§ **PROBLEM DESCRIPTION**
In the data below, locate each line with the word "classificação" and list it.

START TASK INPUT

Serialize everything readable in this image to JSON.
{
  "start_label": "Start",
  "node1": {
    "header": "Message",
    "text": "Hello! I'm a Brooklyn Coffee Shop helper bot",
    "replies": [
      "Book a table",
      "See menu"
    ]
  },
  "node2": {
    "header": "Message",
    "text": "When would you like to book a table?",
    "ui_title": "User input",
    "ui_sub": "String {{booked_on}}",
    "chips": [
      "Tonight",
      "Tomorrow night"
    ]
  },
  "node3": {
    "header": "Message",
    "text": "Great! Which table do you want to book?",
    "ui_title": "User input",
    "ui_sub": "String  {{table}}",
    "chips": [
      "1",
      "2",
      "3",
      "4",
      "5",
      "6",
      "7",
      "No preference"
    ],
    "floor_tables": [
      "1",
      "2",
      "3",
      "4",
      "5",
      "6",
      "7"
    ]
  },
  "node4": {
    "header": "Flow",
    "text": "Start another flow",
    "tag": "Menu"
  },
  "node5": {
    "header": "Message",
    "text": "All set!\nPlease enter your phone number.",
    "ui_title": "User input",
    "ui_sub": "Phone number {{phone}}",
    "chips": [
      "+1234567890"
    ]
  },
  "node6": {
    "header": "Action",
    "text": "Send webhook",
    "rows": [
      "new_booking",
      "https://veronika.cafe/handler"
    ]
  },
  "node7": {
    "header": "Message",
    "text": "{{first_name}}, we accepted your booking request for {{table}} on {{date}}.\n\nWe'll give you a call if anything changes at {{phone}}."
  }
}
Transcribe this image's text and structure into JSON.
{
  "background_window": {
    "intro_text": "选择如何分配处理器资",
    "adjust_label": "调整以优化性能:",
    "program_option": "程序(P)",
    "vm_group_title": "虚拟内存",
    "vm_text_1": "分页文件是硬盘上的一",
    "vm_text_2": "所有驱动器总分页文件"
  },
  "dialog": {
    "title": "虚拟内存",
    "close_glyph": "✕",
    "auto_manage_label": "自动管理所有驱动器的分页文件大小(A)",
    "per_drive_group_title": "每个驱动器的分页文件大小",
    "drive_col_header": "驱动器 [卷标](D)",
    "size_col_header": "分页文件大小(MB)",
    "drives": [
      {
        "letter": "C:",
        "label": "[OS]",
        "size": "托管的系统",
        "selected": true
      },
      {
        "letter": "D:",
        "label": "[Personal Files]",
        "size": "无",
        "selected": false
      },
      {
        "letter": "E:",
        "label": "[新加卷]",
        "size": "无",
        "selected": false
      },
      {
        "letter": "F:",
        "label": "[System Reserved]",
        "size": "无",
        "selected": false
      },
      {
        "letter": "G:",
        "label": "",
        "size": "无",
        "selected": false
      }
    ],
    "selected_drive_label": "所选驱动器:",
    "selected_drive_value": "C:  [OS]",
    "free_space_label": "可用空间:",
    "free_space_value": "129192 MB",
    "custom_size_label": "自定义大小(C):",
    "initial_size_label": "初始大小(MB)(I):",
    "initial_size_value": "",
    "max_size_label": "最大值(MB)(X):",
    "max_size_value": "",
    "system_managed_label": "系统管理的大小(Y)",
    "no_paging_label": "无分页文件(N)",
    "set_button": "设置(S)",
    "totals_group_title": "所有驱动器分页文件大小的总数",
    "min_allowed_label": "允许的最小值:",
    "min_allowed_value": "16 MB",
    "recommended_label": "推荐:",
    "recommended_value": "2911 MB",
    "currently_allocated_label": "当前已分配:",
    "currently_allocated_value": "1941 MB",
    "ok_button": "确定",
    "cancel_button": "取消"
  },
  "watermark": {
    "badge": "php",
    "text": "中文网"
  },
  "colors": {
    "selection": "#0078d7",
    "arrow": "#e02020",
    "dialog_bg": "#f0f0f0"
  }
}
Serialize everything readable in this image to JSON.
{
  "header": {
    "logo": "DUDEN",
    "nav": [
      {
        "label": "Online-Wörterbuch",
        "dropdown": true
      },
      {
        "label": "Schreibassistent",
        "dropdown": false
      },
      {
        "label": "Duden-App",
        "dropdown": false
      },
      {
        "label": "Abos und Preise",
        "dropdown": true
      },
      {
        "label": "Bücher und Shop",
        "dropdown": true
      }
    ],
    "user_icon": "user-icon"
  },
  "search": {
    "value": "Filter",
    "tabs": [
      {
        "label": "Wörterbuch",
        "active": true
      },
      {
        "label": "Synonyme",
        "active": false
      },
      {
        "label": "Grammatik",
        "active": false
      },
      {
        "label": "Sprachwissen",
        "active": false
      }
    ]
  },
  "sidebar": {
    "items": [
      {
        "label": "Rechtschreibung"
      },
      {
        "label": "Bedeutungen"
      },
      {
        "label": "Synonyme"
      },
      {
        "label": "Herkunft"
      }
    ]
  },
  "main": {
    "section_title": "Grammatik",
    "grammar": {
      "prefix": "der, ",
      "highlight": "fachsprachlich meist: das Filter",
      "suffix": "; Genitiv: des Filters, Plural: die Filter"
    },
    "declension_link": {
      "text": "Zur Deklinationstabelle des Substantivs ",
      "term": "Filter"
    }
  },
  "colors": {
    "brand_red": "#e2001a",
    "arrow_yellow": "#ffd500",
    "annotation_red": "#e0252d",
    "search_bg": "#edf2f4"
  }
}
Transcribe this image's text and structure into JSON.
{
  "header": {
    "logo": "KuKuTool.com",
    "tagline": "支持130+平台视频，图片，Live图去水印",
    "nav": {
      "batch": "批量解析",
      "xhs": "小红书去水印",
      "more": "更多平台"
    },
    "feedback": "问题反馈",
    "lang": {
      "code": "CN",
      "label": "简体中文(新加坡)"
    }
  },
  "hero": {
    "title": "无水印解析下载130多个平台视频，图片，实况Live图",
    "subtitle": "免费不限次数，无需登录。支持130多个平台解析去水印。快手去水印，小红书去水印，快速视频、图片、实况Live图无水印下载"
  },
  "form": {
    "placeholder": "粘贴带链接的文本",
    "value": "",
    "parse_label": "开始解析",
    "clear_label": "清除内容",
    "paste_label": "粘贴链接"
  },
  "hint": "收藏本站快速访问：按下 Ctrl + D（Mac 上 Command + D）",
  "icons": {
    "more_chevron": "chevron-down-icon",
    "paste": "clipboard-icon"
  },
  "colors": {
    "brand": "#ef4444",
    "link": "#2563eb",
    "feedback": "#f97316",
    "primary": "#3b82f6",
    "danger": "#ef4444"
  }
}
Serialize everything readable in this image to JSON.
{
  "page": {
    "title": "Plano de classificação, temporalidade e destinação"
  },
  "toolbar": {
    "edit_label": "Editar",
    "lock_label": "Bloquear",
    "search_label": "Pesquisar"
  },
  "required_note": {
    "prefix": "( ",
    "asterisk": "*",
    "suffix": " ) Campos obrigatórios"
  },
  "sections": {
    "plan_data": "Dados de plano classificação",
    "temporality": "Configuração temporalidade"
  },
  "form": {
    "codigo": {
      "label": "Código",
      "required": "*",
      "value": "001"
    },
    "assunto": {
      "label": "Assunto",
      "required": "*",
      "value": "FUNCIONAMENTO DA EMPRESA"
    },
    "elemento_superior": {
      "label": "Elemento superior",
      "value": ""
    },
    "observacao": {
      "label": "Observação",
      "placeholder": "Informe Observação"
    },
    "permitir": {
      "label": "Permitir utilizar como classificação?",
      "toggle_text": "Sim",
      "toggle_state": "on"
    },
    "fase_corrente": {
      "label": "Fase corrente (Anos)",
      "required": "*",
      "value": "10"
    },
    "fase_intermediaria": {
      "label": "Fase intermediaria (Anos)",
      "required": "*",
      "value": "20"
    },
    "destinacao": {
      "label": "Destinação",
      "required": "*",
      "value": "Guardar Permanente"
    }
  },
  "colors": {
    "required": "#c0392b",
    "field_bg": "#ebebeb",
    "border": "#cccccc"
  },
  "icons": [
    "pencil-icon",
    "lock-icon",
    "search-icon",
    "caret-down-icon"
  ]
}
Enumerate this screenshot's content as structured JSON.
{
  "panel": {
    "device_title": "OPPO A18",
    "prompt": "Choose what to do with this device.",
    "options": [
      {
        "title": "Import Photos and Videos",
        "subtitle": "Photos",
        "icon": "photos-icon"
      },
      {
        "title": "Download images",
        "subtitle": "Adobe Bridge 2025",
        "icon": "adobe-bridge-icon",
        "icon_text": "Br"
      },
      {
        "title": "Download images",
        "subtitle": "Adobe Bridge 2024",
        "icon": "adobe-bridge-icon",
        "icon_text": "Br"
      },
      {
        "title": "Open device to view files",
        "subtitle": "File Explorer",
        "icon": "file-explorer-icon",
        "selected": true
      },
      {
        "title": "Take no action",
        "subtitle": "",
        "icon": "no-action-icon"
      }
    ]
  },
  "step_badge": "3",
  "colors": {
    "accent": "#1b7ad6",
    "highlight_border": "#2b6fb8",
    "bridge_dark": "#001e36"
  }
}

END TASK INPUT

§ **COMPLETE RESPONSE**
    "title": "Plano de classificação, temporalidade e destinação"
    "plan_data": "Dados de plano classificação",
      "label": "Permitir utilizar como classificação?",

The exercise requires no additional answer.